▸ **EXERCISE DETAILS**:
Carry none of the pictures over; write out the complete data exactly.

▸ **DATASET CONTENT**:
------------------------------------------------
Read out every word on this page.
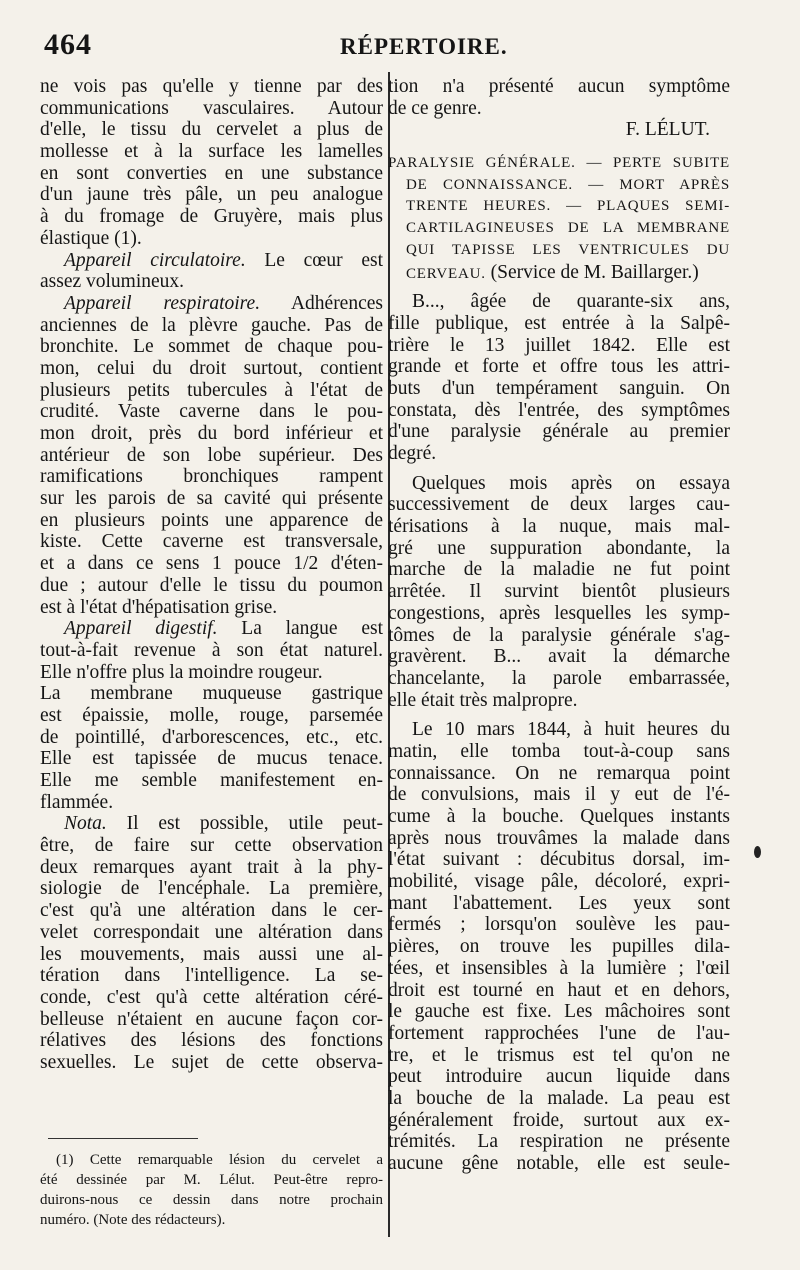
464	RÉPERTOIRE.
ne vois pas qu'elle y tienne par des
communications vasculaires. Autour
d'elle, le tissu du cervelet a plus de
mollesse et à la surface les lamelles
en sont converties en une substance
d'un jaune très pâle, un peu analogue
à du fromage de Gruyère, mais plus
élastique (1).
Appareil circulatoire. Le cœur est
assez volumineux.
Appareil respiratoire. Adhérences
anciennes de la plèvre gauche. Pas de
bronchite. Le sommet de chaque pou-
mon, celui du droit surtout, contient
plusieurs petits tubercules à l'état de
crudité. Vaste caverne dans le pou-
mon droit, près du bord inférieur et
antérieur de son lobe supérieur. Des
ramifications bronchiques rampent
sur les parois de sa cavité qui présente
en plusieurs points une apparence de
kiste. Cette caverne est transversale,
et a dans ce sens 1 pouce 1/2 d'éten-
due ; autour d'elle le tissu du poumon
est à l'état d'hépatisation grise.
Appareil digestif. La langue est
tout-à-fait revenue à son état naturel.
Elle n'offre plus la moindre rougeur.
La membrane muqueuse gastrique
est épaissie, molle, rouge, parsemée
de pointillé, d'arborescences, etc., etc.
Elle est tapissée de mucus tenace.
Elle me semble manifestement en-
flammée.
Nota. Il est possible, utile peut-
être, de faire sur cette observation
deux remarques ayant trait à la phy-
siologie de l'encéphale. La première,
c'est qu'à une altération dans le cer-
velet correspondait une altération dans
les mouvements, mais aussi une al-
tération dans l'intelligence. La se-
conde, c'est qu'à cette altération céré-
belleuse n'étaient en aucune façon cor-
rélatives des lésions des fonctions
sexuelles. Le sujet de cette observa-
tion n'a présenté aucun symptôme
de ce genre.
F. LÉLUT.
PARALYSIE GÉNÉRALE. — PERTE SUBITE
DE CONNAISSANCE. — MORT APRÈS
TRENTE HEURES. — PLAQUES SEMI-
CARTILAGINEUSES DE LA MEMBRANE
QUI TAPISSE LES VENTRICULES DU
CERVEAU. (Service de M. Baillarger.)
B..., âgée de quarante-six ans,
fille publique, est entrée à la Salpê-
trière le 13 juillet 1842. Elle est
grande et forte et offre tous les attri-
buts d'un tempérament sanguin. On
constata, dès l'entrée, des symptômes
d'une paralysie générale au premier
degré.
Quelques mois après on essaya
successivement de deux larges cau-
térisations à la nuque, mais mal-
gré une suppuration abondante, la
marche de la maladie ne fut point
arrêtée. Il survint bientôt plusieurs
congestions, après lesquelles les symp-
tômes de la paralysie générale s'ag-
gravèrent. B... avait la démarche
chancelante, la parole embarrassée,
elle était très malpropre.
Le 10 mars 1844, à huit heures du
matin, elle tomba tout-à-coup sans
connaissance. On ne remarqua point
de convulsions, mais il y eut de l'é-
cume à la bouche. Quelques instants
après nous trouvâmes la malade dans
l'état suivant : décubitus dorsal, im-
mobilité, visage pâle, décoloré, expri-
mant l'abattement. Les yeux sont
fermés ; lorsqu'on soulève les pau-
pières, on trouve les pupilles dila-
tées, et insensibles à la lumière ; l'œil
droit est tourné en haut et en dehors,
le gauche est fixe. Les mâchoires sont
fortement rapprochées l'une de l'au-
tre, et le trismus est tel qu'on ne
peut introduire aucun liquide dans
la bouche de la malade. La peau est
généralement froide, surtout aux ex-
trémités. La respiration ne présente
aucune gêne notable, elle est seule-
(1) Cette remarquable lésion du cervelet a
été dessinée par M. Lélut. Peut-être repro-
duirons-nous ce dessin dans notre prochain
numéro. (Note des rédacteurs).
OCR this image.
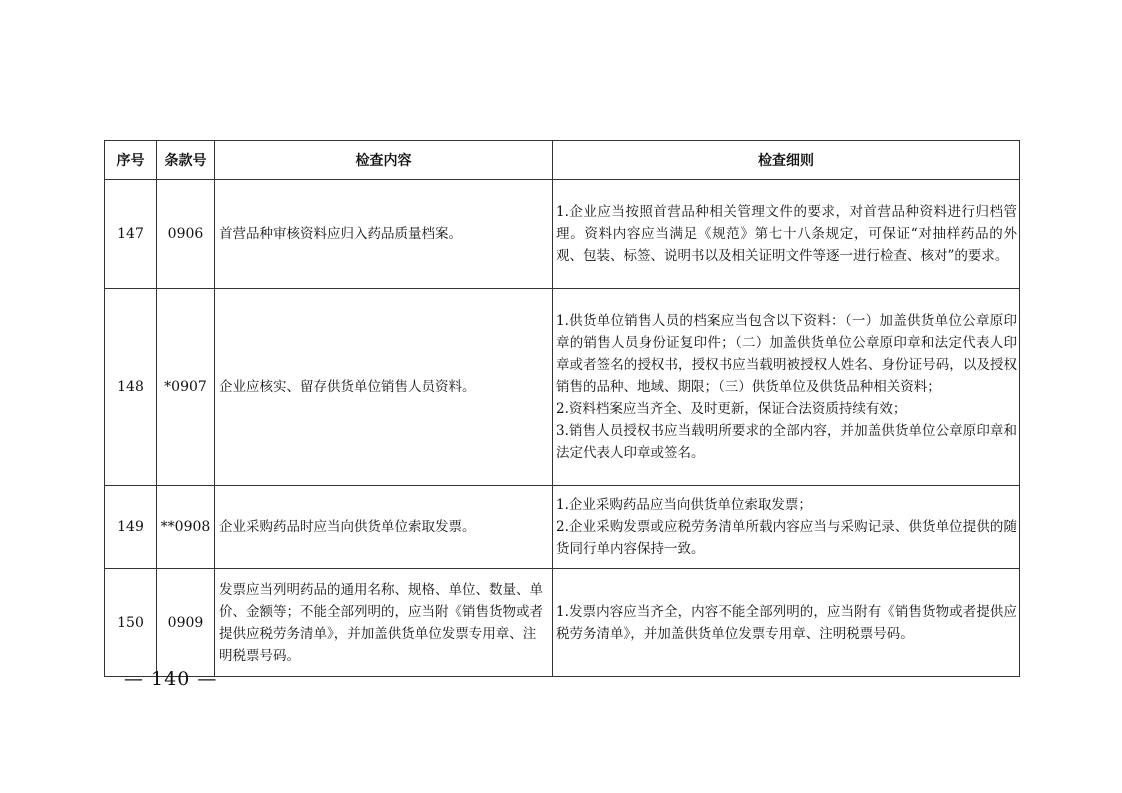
序号	条款号	检查内容	检查细则
147	0906	首营品种审核资料应归入药品质量档案。	1.企业应当按照首营品种相关管理文件的要求，对首营品种资料进行归档管理。资料内容应当满足《规范》第七十八条规定，可保证“对抽样药品的外观、包装、标签、说明书以及相关证明文件等逐一进行检查、核对”的要求。

148	*0907	企业应核实、留存供货单位销售人员资料。	1.供货单位销售人员的档案应当包含以下资料：（一）加盖供货单位公章原印章的销售人员身份证复印件；（二）加盖供货单位公章原印章和法定代表人印章或者签名的授权书，授权书应当载明被授权人姓名、身份证号码，以及授权销售的品种、地域、期限；（三）供货单位及供货品种相关资料；
2.资料档案应当齐全、及时更新，保证合法资质持续有效；
3.销售人员授权书应当载明所要求的全部内容，并加盖供货单位公章原印章和法定代表人印章或签名。

149	**0908	企业采购药品时应当向供货单位索取发票。	1.企业采购药品应当向供货单位索取发票；
2.企业采购发票或应税劳务清单所载内容应当与采购记录、供货单位提供的随货同行单内容保持一致。

150	0909	发票应当列明药品的通用名称、规格、单位、数量、单价、金额等；不能全部列明的，应当附《销售货物或者提供应税劳务清单》，并加盖供货单位发票专用章、注明税票号码。	1.发票内容应当齐全，内容不能全部列明的，应当附有《销售货物或者提供应税劳务清单》，并加盖供货单位发票专用章、注明税票号码。
— 140 —
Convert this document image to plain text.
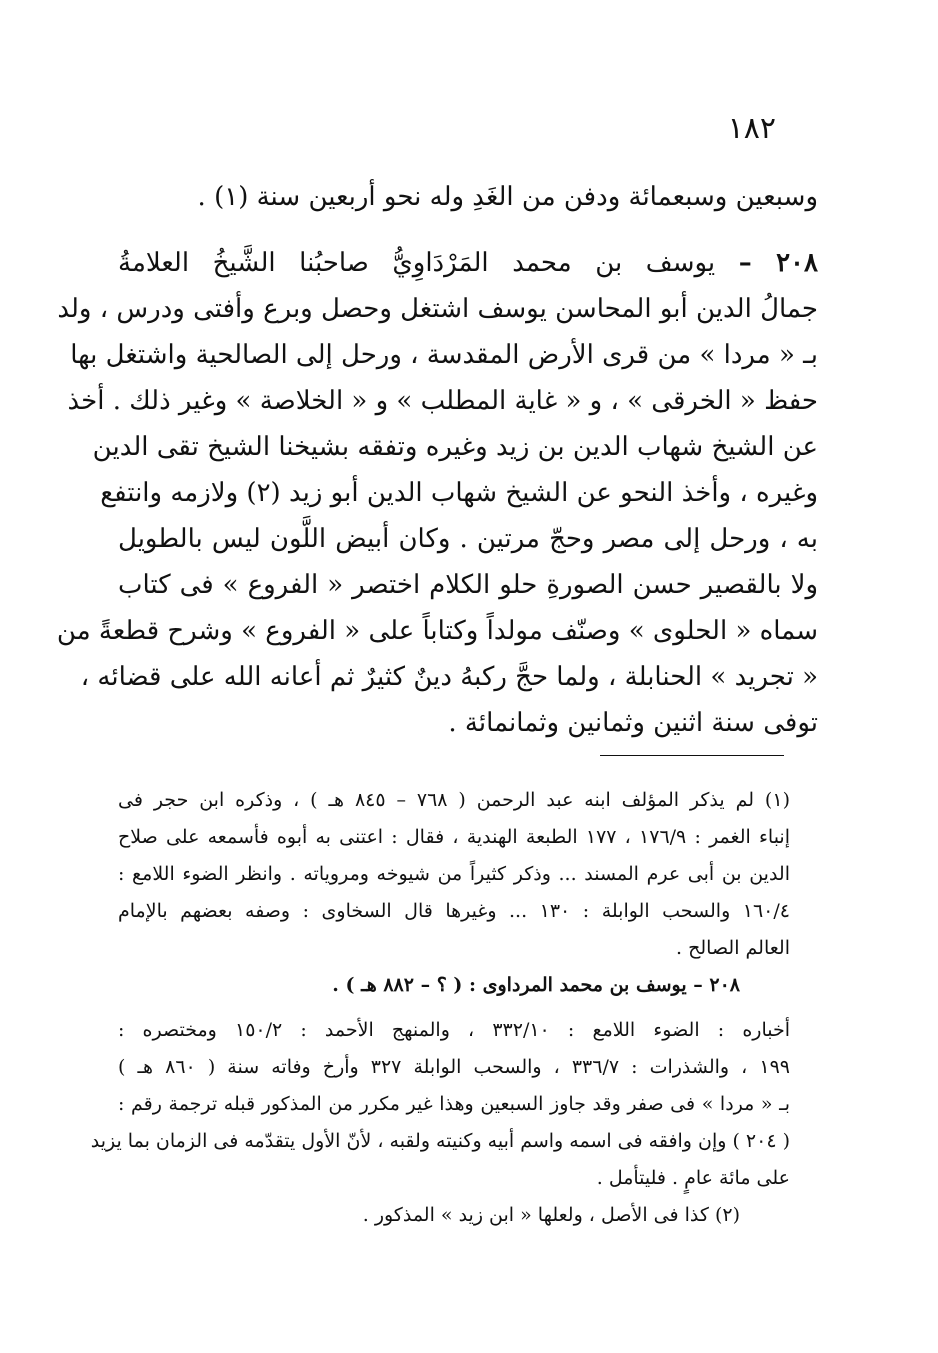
١٨٢
وسبعين وسبعمائة ودفن من الغَدِ وله نحو أربعين سنة (١) .
٢٠٨ – يوسف بن محمد المَرْدَاوِيُّ صاحبُنا الشَّيخُ العلامةُ
جمالُ الدين أبو المحاسن يوسف اشتغل وحصل وبرع وأفتى ودرس ، ولد
بـ « مردا » من قرى الأرض المقدسة ، ورحل إلى الصالحية واشتغل بها
حفظ « الخرقى » ، و « غاية المطلب » و « الخلاصة » وغير ذلك . أخذ
عن الشيخ شهاب الدين بن زيد وغيره وتفقه بشيخنا الشيخ تقى الدين
وغيره ، وأخذ النحو عن الشيخ شهاب الدين أبو زيد (٢) ولازمه وانتفع
به ، ورحل إلى مصر وحجّ مرتين . وكان أبيض اللَّون ليس بالطويل
ولا بالقصير حسن الصورةِ حلو الكلام اختصر « الفروع » فى كتاب
سماه « الحلوى » وصنّف مولداً وكتاباً على « الفروع » وشرح قطعةً من
« تجريد » الحنابلة ، ولما حجَّ ركبهُ دينٌ كثيرٌ ثم أعانه الله على قضائه ،
توفى سنة اثنين وثمانين وثمانمائة .
(١) لم يذكر المؤلف ابنه عبد الرحمن ( ٧٦٨ – ٨٤٥ هـ ) ، وذكره ابن حجر فى
إنباء الغمر : ١٧٦/٩ ، ١٧٧ الطبعة الهندية ، فقال : اعتنى به أبوه فأسمعه على صلاح
الدين بن أبى عرم المسند ... وذكر كثيراً من شيوخه ومروياته . وانظر الضوء اللامع :
١٦٠/٤ والسحب الوابلة : ١٣٠ ... وغيرها قال السخاوى : وصفه بعضهم بالإمام
العالم الصالح .
٢٠٨ – يوسف بن محمد المرداوى : ( ؟ – ٨٨٢ هـ ) .
أخباره : الضوء اللامع : ٣٣٢/١٠ ، والمنهج الأحمد : ١٥٠/٢ ومختصره :
١٩٩ ، والشذرات : ٣٣٦/٧ ، والسحب الوابلة ٣٢٧ وأرخ وفاته سنة ( ٨٦٠ هـ )
بـ « مردا » فى صفر وقد جاوز السبعين وهذا غير مكرر من المذكور قبله ترجمة رقم :
( ٢٠٤ ) وإن وافقه فى اسمه واسم أبيه وكنيته ولقبه ، لأنّ الأول يتقدّمه فى الزمان بما يزيد
على مائة عامٍ . فليتأمل .
(٢) كذا فى الأصل ، ولعلها « ابن زيد » المذكور .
------------------------------------------------
▸ **SOLUTION**:
Read out every word on this page.
464	RÉPERTOIRE.
ne vois pas qu'elle y tienne par des
communications vasculaires. Autour
d'elle, le tissu du cervelet a plus de
mollesse et à la surface les lamelles
en sont converties en une substance
d'un jaune très pâle, un peu analogue
à du fromage de Gruyère, mais plus
élastique (1).
Appareil circulatoire. Le cœur est
assez volumineux.
Appareil respiratoire. Adhérences
anciennes de la plèvre gauche. Pas de
bronchite. Le sommet de chaque pou-
mon, celui du droit surtout, contient
plusieurs petits tubercules à l'état de
crudité. Vaste caverne dans le pou-
mon droit, près du bord inférieur et
antérieur de son lobe supérieur. Des
ramifications bronchiques rampent
sur les parois de sa cavité qui présente
en plusieurs points une apparence de
kiste. Cette caverne est transversale,
et a dans ce sens 1 pouce 1/2 d'éten-
due ; autour d'elle le tissu du poumon
est à l'état d'hépatisation grise.
Appareil digestif. La langue est
tout-à-fait revenue à son état naturel.
Elle n'offre plus la moindre rougeur.
La membrane muqueuse gastrique
est épaissie, molle, rouge, parsemée
de pointillé, d'arborescences, etc., etc.
Elle est tapissée de mucus tenace.
Elle me semble manifestement en-
flammée.
Nota. Il est possible, utile peut-
être, de faire sur cette observation
deux remarques ayant trait à la phy-
siologie de l'encéphale. La première,
c'est qu'à une altération dans le cer-
velet correspondait une altération dans
les mouvements, mais aussi une al-
tération dans l'intelligence. La se-
conde, c'est qu'à cette altération céré-
belleuse n'étaient en aucune façon cor-
rélatives des lésions des fonctions
sexuelles. Le sujet de cette observa-
tion n'a présenté aucun symptôme
de ce genre.
F. LÉLUT.
PARALYSIE GÉNÉRALE. — PERTE SUBITE
DE CONNAISSANCE. — MORT APRÈS
TRENTE HEURES. — PLAQUES SEMI-
CARTILAGINEUSES DE LA MEMBRANE
QUI TAPISSE LES VENTRICULES DU
CERVEAU. (Service de M. Baillarger.)
B..., âgée de quarante-six ans,
fille publique, est entrée à la Salpê-
trière le 13 juillet 1842. Elle est
grande et forte et offre tous les attri-
buts d'un tempérament sanguin. On
constata, dès l'entrée, des symptômes
d'une paralysie générale au premier
degré.
Quelques mois après on essaya
successivement de deux larges cau-
térisations à la nuque, mais mal-
gré une suppuration abondante, la
marche de la maladie ne fut point
arrêtée. Il survint bientôt plusieurs
congestions, après lesquelles les symp-
tômes de la paralysie générale s'ag-
gravèrent. B... avait la démarche
chancelante, la parole embarrassée,
elle était très malpropre.
Le 10 mars 1844, à huit heures du
matin, elle tomba tout-à-coup sans
connaissance. On ne remarqua point
de convulsions, mais il y eut de l'é-
cume à la bouche. Quelques instants
après nous trouvâmes la malade dans
l'état suivant : décubitus dorsal, im-
mobilité, visage pâle, décoloré, expri-
mant l'abattement. Les yeux sont
fermés ; lorsqu'on soulève les pau-
pières, on trouve les pupilles dila-
tées, et insensibles à la lumière ; l'œil
droit est tourné en haut et en dehors,
le gauche est fixe. Les mâchoires sont
fortement rapprochées l'une de l'au-
tre, et le trismus est tel qu'on ne
peut introduire aucun liquide dans
la bouche de la malade. La peau est
généralement froide, surtout aux ex-
trémités. La respiration ne présente
aucune gêne notable, elle est seule-
(1) Cette remarquable lésion du cervelet a
été dessinée par M. Lélut. Peut-être repro-
duirons-nous ce dessin dans notre prochain
numéro. (Note des rédacteurs).
OCR this image.
序号	条款号	检查内容	检查细则
147	0906	首营品种审核资料应归入药品质量档案。	1.企业应当按照首营品种相关管理文件的要求，对首营品种资料进行归档管理。资料内容应当满足《规范》第七十八条规定，可保证“对抽样药品的外观、包装、标签、说明书以及相关证明文件等逐一进行检查、核对”的要求。

148	*0907	企业应核实、留存供货单位销售人员资料。	1.供货单位销售人员的档案应当包含以下资料：（一）加盖供货单位公章原印章的销售人员身份证复印件；（二）加盖供货单位公章原印章和法定代表人印章或者签名的授权书，授权书应当载明被授权人姓名、身份证号码，以及授权销售的品种、地域、期限；（三）供货单位及供货品种相关资料；
2.资料档案应当齐全、及时更新，保证合法资质持续有效；
3.销售人员授权书应当载明所要求的全部内容，并加盖供货单位公章原印章和法定代表人印章或签名。

149	**0908	企业采购药品时应当向供货单位索取发票。	1.企业采购药品应当向供货单位索取发票；
2.企业采购发票或应税劳务清单所载内容应当与采购记录、供货单位提供的随货同行单内容保持一致。

150	0909	发票应当列明药品的通用名称、规格、单位、数量、单价、金额等；不能全部列明的，应当附《销售货物或者提供应税劳务清单》，并加盖供货单位发票专用章、注明税票号码。	1.发票内容应当齐全，内容不能全部列明的，应当附有《销售货物或者提供应税劳务清单》，并加盖供货单位发票专用章、注明税票号码。
— 140 —
Convert this document image to plain text.
١٨٢
وسبعين وسبعمائة ودفن من الغَدِ وله نحو أربعين سنة (١) .
٢٠٨ – يوسف بن محمد المَرْدَاوِيُّ صاحبُنا الشَّيخُ العلامةُ
جمالُ الدين أبو المحاسن يوسف اشتغل وحصل وبرع وأفتى ودرس ، ولد
بـ « مردا » من قرى الأرض المقدسة ، ورحل إلى الصالحية واشتغل بها
حفظ « الخرقى » ، و « غاية المطلب » و « الخلاصة » وغير ذلك . أخذ
عن الشيخ شهاب الدين بن زيد وغيره وتفقه بشيخنا الشيخ تقى الدين
وغيره ، وأخذ النحو عن الشيخ شهاب الدين أبو زيد (٢) ولازمه وانتفع
به ، ورحل إلى مصر وحجّ مرتين . وكان أبيض اللَّون ليس بالطويل
ولا بالقصير حسن الصورةِ حلو الكلام اختصر « الفروع » فى كتاب
سماه « الحلوى » وصنّف مولداً وكتاباً على « الفروع » وشرح قطعةً من
« تجريد » الحنابلة ، ولما حجَّ ركبهُ دينٌ كثيرٌ ثم أعانه الله على قضائه ،
توفى سنة اثنين وثمانين وثمانمائة .
(١) لم يذكر المؤلف ابنه عبد الرحمن ( ٧٦٨ – ٨٤٥ هـ ) ، وذكره ابن حجر فى
إنباء الغمر : ١٧٦/٩ ، ١٧٧ الطبعة الهندية ، فقال : اعتنى به أبوه فأسمعه على صلاح
الدين بن أبى عرم المسند ... وذكر كثيراً من شيوخه ومروياته . وانظر الضوء اللامع :
١٦٠/٤ والسحب الوابلة : ١٣٠ ... وغيرها قال السخاوى : وصفه بعضهم بالإمام
العالم الصالح .
٢٠٨ – يوسف بن محمد المرداوى : ( ؟ – ٨٨٢ هـ ) .
أخباره : الضوء اللامع : ٣٣٢/١٠ ، والمنهج الأحمد : ١٥٠/٢ ومختصره :
١٩٩ ، والشذرات : ٣٣٦/٧ ، والسحب الوابلة ٣٢٧ وأرخ وفاته سنة ( ٨٦٠ هـ )
بـ « مردا » فى صفر وقد جاوز السبعين وهذا غير مكرر من المذكور قبله ترجمة رقم :
( ٢٠٤ ) وإن وافقه فى اسمه واسم أبيه وكنيته ولقبه ، لأنّ الأول يتقدّمه فى الزمان بما يزيد
على مائة عامٍ . فليتأمل .
(٢) كذا فى الأصل ، ولعلها « ابن زيد » المذكور .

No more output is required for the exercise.